Given instruction
Each line below should be quoted exactly, please.

Records provided

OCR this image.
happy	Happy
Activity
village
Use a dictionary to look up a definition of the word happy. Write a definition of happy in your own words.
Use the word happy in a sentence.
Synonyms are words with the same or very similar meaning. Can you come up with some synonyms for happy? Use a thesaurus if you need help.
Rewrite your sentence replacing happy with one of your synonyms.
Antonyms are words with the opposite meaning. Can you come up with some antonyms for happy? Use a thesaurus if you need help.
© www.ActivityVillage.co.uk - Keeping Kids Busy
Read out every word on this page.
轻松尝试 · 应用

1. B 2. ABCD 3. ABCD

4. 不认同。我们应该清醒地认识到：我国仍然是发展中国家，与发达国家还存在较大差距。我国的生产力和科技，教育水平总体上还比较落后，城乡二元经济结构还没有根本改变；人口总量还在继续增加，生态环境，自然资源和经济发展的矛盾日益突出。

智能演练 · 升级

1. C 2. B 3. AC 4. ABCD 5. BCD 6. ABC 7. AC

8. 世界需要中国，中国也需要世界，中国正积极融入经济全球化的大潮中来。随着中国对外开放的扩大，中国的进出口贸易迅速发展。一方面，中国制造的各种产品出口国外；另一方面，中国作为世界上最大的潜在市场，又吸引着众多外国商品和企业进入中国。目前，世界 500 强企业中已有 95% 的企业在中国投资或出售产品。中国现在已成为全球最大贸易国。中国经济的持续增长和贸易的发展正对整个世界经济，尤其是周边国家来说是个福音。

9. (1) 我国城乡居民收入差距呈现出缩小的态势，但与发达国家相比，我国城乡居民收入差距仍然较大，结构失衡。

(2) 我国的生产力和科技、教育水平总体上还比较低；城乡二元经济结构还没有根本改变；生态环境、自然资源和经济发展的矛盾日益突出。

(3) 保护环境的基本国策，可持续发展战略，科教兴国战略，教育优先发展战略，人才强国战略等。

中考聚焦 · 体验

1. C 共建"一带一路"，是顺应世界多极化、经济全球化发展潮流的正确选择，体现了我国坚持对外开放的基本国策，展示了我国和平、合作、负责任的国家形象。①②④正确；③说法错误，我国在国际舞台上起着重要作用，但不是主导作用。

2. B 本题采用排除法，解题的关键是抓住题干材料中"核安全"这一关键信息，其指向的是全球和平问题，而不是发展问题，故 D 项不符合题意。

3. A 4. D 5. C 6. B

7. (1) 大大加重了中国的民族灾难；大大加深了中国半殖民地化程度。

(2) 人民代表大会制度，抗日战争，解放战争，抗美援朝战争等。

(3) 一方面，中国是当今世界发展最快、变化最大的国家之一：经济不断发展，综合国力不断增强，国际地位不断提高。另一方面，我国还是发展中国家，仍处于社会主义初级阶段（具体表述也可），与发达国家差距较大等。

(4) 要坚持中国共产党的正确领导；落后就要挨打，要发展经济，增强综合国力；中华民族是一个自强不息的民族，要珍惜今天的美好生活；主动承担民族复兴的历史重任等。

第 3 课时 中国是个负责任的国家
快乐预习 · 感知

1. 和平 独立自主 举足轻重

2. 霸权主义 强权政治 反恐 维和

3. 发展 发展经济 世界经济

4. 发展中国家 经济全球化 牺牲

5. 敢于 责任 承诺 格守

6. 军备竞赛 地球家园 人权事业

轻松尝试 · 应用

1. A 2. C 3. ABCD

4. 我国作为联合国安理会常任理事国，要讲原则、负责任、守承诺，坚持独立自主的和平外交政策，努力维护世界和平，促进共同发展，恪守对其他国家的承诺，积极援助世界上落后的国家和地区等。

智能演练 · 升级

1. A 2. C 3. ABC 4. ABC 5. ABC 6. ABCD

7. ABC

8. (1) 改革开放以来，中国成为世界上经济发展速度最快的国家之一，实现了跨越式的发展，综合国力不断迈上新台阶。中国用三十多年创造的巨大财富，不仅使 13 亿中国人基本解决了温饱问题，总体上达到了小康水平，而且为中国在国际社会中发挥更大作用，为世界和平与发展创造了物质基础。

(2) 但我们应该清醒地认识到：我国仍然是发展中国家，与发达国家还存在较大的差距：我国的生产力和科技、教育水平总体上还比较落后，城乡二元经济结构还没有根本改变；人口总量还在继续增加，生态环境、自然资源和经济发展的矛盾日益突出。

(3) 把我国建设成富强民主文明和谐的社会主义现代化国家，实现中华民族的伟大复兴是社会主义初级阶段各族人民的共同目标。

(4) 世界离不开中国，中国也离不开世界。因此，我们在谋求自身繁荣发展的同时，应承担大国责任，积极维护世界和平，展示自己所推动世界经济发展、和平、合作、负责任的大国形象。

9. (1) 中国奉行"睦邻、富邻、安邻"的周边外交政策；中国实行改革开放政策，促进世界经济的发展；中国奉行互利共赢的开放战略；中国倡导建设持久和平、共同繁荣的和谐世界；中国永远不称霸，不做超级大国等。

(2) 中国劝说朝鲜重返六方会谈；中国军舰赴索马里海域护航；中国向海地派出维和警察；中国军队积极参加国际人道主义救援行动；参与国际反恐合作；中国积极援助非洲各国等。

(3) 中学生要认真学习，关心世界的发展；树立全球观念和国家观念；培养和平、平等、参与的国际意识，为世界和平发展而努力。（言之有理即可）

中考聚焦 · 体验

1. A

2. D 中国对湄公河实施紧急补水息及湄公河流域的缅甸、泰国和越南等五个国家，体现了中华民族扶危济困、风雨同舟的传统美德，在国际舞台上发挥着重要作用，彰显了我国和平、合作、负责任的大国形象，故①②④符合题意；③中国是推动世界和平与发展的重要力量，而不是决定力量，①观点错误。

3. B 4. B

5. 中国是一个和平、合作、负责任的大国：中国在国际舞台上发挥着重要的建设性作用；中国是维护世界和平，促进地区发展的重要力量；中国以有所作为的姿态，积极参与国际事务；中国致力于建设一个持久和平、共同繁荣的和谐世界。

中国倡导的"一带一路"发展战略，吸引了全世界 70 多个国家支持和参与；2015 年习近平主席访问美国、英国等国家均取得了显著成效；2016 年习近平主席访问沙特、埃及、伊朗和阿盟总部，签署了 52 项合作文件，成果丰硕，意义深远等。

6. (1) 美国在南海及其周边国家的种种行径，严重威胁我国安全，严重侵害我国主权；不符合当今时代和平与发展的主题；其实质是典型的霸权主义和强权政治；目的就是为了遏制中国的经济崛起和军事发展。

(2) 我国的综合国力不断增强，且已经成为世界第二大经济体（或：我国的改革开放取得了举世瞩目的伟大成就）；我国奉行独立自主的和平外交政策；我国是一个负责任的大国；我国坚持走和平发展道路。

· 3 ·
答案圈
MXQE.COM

Written answer
OCR this image.
happy	Happy
Activity
village
Use a dictionary to look up a definition of the word happy. Write a definition of happy in your own words.
Use the word happy in a sentence.
Synonyms are words with the same or very similar meaning. Can you come up with some synonyms for happy? Use a thesaurus if you need help.
Rewrite your sentence replacing happy with one of your synonyms.
Antonyms are words with the opposite meaning. Can you come up with some antonyms for happy? Use a thesaurus if you need help.
© www.ActivityVillage.co.uk - Keeping Kids Busy
Read out every word on this page.
轻松尝试 · 应用

1. B 2. ABCD 3. ABCD

4. 不认同。我们应该清醒地认识到：我国仍然是发展中国家，与发达国家还存在较大差距。我国的生产力和科技，教育水平总体上还比较落后，城乡二元经济结构还没有根本改变；人口总量还在继续增加，生态环境，自然资源和经济发展的矛盾日益突出。

智能演练 · 升级

1. C 2. B 3. AC 4. ABCD 5. BCD 6. ABC 7. AC

8. 世界需要中国，中国也需要世界，中国正积极融入经济全球化的大潮中来。随着中国对外开放的扩大，中国的进出口贸易迅速发展。一方面，中国制造的各种产品出口国外；另一方面，中国作为世界上最大的潜在市场，又吸引着众多外国商品和企业进入中国。目前，世界 500 强企业中已有 95% 的企业在中国投资或出售产品。中国现在已成为全球最大贸易国。中国经济的持续增长和贸易的发展正对整个世界经济，尤其是周边国家来说是个福音。

9. (1) 我国城乡居民收入差距呈现出缩小的态势，但与发达国家相比，我国城乡居民收入差距仍然较大，结构失衡。

(2) 我国的生产力和科技、教育水平总体上还比较低；城乡二元经济结构还没有根本改变；生态环境、自然资源和经济发展的矛盾日益突出。

(3) 保护环境的基本国策，可持续发展战略，科教兴国战略，教育优先发展战略，人才强国战略等。

中考聚焦 · 体验

1. C 共建"一带一路"，是顺应世界多极化、经济全球化发展潮流的正确选择，体现了我国坚持对外开放的基本国策，展示了我国和平、合作、负责任的国家形象。①②④正确；③说法错误，我国在国际舞台上起着重要作用，但不是主导作用。

2. B 本题采用排除法，解题的关键是抓住题干材料中"核安全"这一关键信息，其指向的是全球和平问题，而不是发展问题，故 D 项不符合题意。

3. A 4. D 5. C 6. B

7. (1) 大大加重了中国的民族灾难；大大加深了中国半殖民地化程度。

(2) 人民代表大会制度，抗日战争，解放战争，抗美援朝战争等。

(3) 一方面，中国是当今世界发展最快、变化最大的国家之一：经济不断发展，综合国力不断增强，国际地位不断提高。另一方面，我国还是发展中国家，仍处于社会主义初级阶段（具体表述也可），与发达国家差距较大等。

(4) 要坚持中国共产党的正确领导；落后就要挨打，要发展经济，增强综合国力；中华民族是一个自强不息的民族，要珍惜今天的美好生活；主动承担民族复兴的历史重任等。

第 3 课时 中国是个负责任的国家
快乐预习 · 感知

1. 和平 独立自主 举足轻重

2. 霸权主义 强权政治 反恐 维和

3. 发展 发展经济 世界经济

4. 发展中国家 经济全球化 牺牲

5. 敢于 责任 承诺 格守

6. 军备竞赛 地球家园 人权事业

轻松尝试 · 应用

1. A 2. C 3. ABCD

4. 我国作为联合国安理会常任理事国，要讲原则、负责任、守承诺，坚持独立自主的和平外交政策，努力维护世界和平，促进共同发展，恪守对其他国家的承诺，积极援助世界上落后的国家和地区等。

智能演练 · 升级

1. A 2. C 3. ABC 4. ABC 5. ABC 6. ABCD

7. ABC

8. (1) 改革开放以来，中国成为世界上经济发展速度最快的国家之一，实现了跨越式的发展，综合国力不断迈上新台阶。中国用三十多年创造的巨大财富，不仅使 13 亿中国人基本解决了温饱问题，总体上达到了小康水平，而且为中国在国际社会中发挥更大作用，为世界和平与发展创造了物质基础。

(2) 但我们应该清醒地认识到：我国仍然是发展中国家，与发达国家还存在较大的差距：我国的生产力和科技、教育水平总体上还比较落后，城乡二元经济结构还没有根本改变；人口总量还在继续增加，生态环境、自然资源和经济发展的矛盾日益突出。

(3) 把我国建设成富强民主文明和谐的社会主义现代化国家，实现中华民族的伟大复兴是社会主义初级阶段各族人民的共同目标。

(4) 世界离不开中国，中国也离不开世界。因此，我们在谋求自身繁荣发展的同时，应承担大国责任，积极维护世界和平，展示自己所推动世界经济发展、和平、合作、负责任的大国形象。

9. (1) 中国奉行"睦邻、富邻、安邻"的周边外交政策；中国实行改革开放政策，促进世界经济的发展；中国奉行互利共赢的开放战略；中国倡导建设持久和平、共同繁荣的和谐世界；中国永远不称霸，不做超级大国等。

(2) 中国劝说朝鲜重返六方会谈；中国军舰赴索马里海域护航；中国向海地派出维和警察；中国军队积极参加国际人道主义救援行动；参与国际反恐合作；中国积极援助非洲各国等。

(3) 中学生要认真学习，关心世界的发展；树立全球观念和国家观念；培养和平、平等、参与的国际意识，为世界和平发展而努力。（言之有理即可）

中考聚焦 · 体验

1. A

2. D 中国对湄公河实施紧急补水息及湄公河流域的缅甸、泰国和越南等五个国家，体现了中华民族扶危济困、风雨同舟的传统美德，在国际舞台上发挥着重要作用，彰显了我国和平、合作、负责任的大国形象，故①②④符合题意；③中国是推动世界和平与发展的重要力量，而不是决定力量，①观点错误。

3. B 4. B

5. 中国是一个和平、合作、负责任的大国：中国在国际舞台上发挥着重要的建设性作用；中国是维护世界和平，促进地区发展的重要力量；中国以有所作为的姿态，积极参与国际事务；中国致力于建设一个持久和平、共同繁荣的和谐世界。

中国倡导的"一带一路"发展战略，吸引了全世界 70 多个国家支持和参与；2015 年习近平主席访问美国、英国等国家均取得了显著成效；2016 年习近平主席访问沙特、埃及、伊朗和阿盟总部，签署了 52 项合作文件，成果丰硕，意义深远等。

6. (1) 美国在南海及其周边国家的种种行径，严重威胁我国安全，严重侵害我国主权；不符合当今时代和平与发展的主题；其实质是典型的霸权主义和强权政治；目的就是为了遏制中国的经济崛起和军事发展。

(2) 我国的综合国力不断增强，且已经成为世界第二大经济体（或：我国的改革开放取得了举世瞩目的伟大成就）；我国奉行独立自主的和平外交政策；我国是一个负责任的大国；我国坚持走和平发展道路。

· 3 ·
答案圈
MXQE.COM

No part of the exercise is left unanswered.